- **Request**
Can you transcribe the data exactly? Leave the pictures out.

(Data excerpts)
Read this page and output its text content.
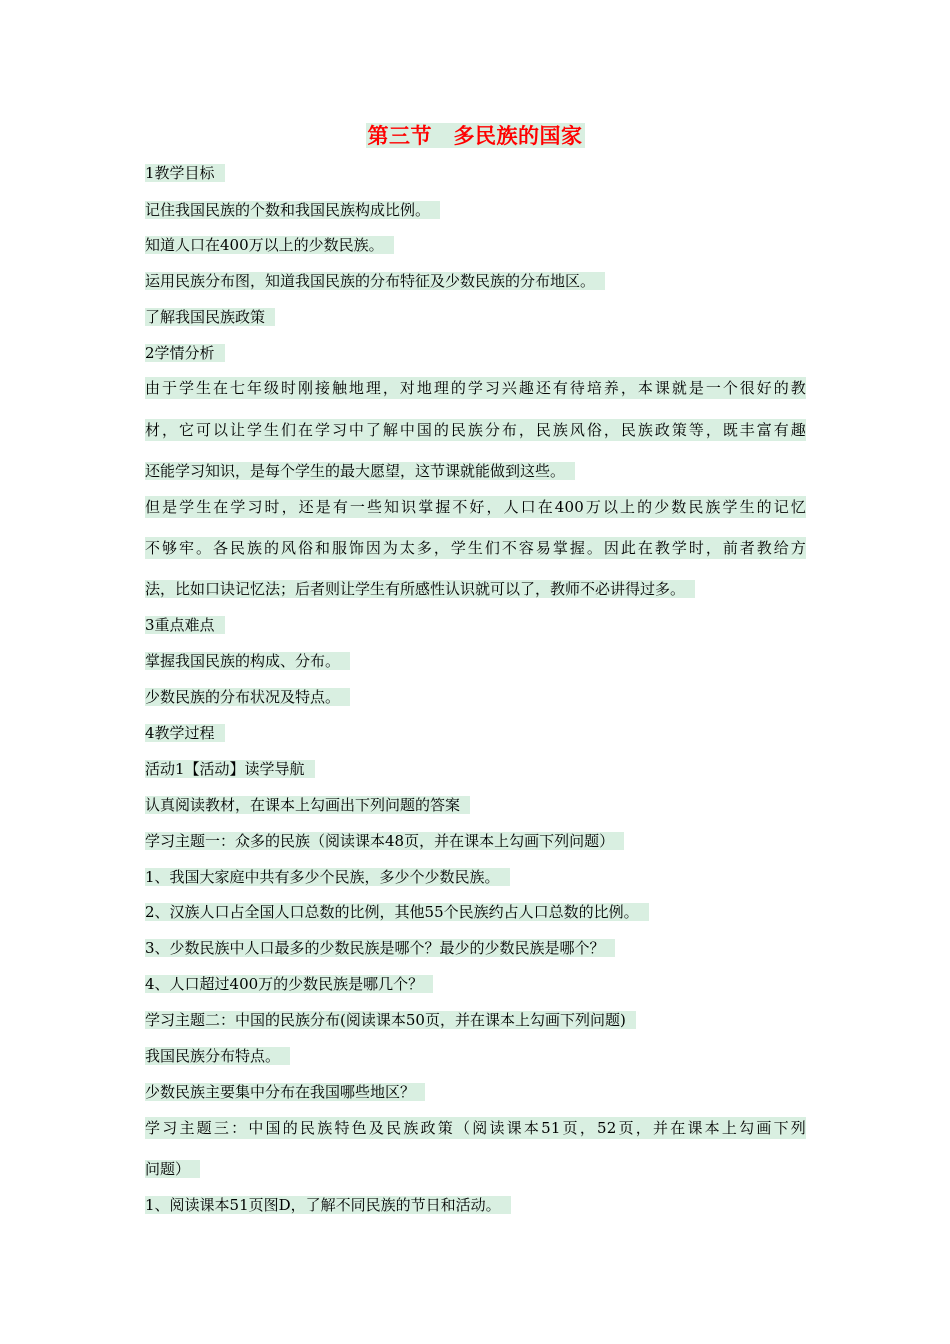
第三节　多民族的国家
1教学目标
记住我国民族的个数和我国民族构成比例。
知道人口在400万以上的少数民族。
运用民族分布图，知道我国民族的分布特征及少数民族的分布地区。
了解我国民族政策
2学情分析
由于学生在七年级时刚接触地理，对地理的学习兴趣还有待培养，本课就是一个很好的教
材，它可以让学生们在学习中了解中国的民族分布，民族风俗，民族政策等，既丰富有趣
还能学习知识，是每个学生的最大愿望，这节课就能做到这些。
但是学生在学习时，还是有一些知识掌握不好，人口在400万以上的少数民族学生的记忆
不够牢。各民族的风俗和服饰因为太多，学生们不容易掌握。因此在教学时，前者教给方
法，比如口诀记忆法；后者则让学生有所感性认识就可以了，教师不必讲得过多。
3重点难点
掌握我国民族的构成、分布。
少数民族的分布状况及特点。
4教学过程
活动1【活动】读学导航
认真阅读教材，在课本上勾画出下列问题的答案
学习主题一：众多的民族（阅读课本48页，并在课本上勾画下列问题）
1、我国大家庭中共有多少个民族，多少个少数民族。
2、汉族人口占全国人口总数的比例，其他55个民族约占人口总数的比例。
3、少数民族中人口最多的少数民族是哪个？最少的少数民族是哪个？
4、人口超过400万的少数民族是哪几个？
学习主题二：中国的民族分布(阅读课本50页，并在课本上勾画下列问题)
我国民族分布特点。
少数民族主要集中分布在我国哪些地区？
学习主题三：中国的民族特色及民族政策（阅读课本51页，52页，并在课本上勾画下列
问题）
1、阅读课本51页图D，了解不同民族的节日和活动。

- **The response**
Read this page and output its text content.
第三节　多民族的国家
1教学目标
记住我国民族的个数和我国民族构成比例。
知道人口在400万以上的少数民族。
运用民族分布图，知道我国民族的分布特征及少数民族的分布地区。
了解我国民族政策
2学情分析
由于学生在七年级时刚接触地理，对地理的学习兴趣还有待培养，本课就是一个很好的教
材，它可以让学生们在学习中了解中国的民族分布，民族风俗，民族政策等，既丰富有趣
还能学习知识，是每个学生的最大愿望，这节课就能做到这些。
但是学生在学习时，还是有一些知识掌握不好，人口在400万以上的少数民族学生的记忆
不够牢。各民族的风俗和服饰因为太多，学生们不容易掌握。因此在教学时，前者教给方
法，比如口诀记忆法；后者则让学生有所感性认识就可以了，教师不必讲得过多。
3重点难点
掌握我国民族的构成、分布。
少数民族的分布状况及特点。
4教学过程
活动1【活动】读学导航
认真阅读教材，在课本上勾画出下列问题的答案
学习主题一：众多的民族（阅读课本48页，并在课本上勾画下列问题）
1、我国大家庭中共有多少个民族，多少个少数民族。
2、汉族人口占全国人口总数的比例，其他55个民族约占人口总数的比例。
3、少数民族中人口最多的少数民族是哪个？最少的少数民族是哪个？
4、人口超过400万的少数民族是哪几个？
学习主题二：中国的民族分布(阅读课本50页，并在课本上勾画下列问题)
我国民族分布特点。
少数民族主要集中分布在我国哪些地区？
学习主题三：中国的民族特色及民族政策（阅读课本51页，52页，并在课本上勾画下列
问题）
1、阅读课本51页图D，了解不同民族的节日和活动。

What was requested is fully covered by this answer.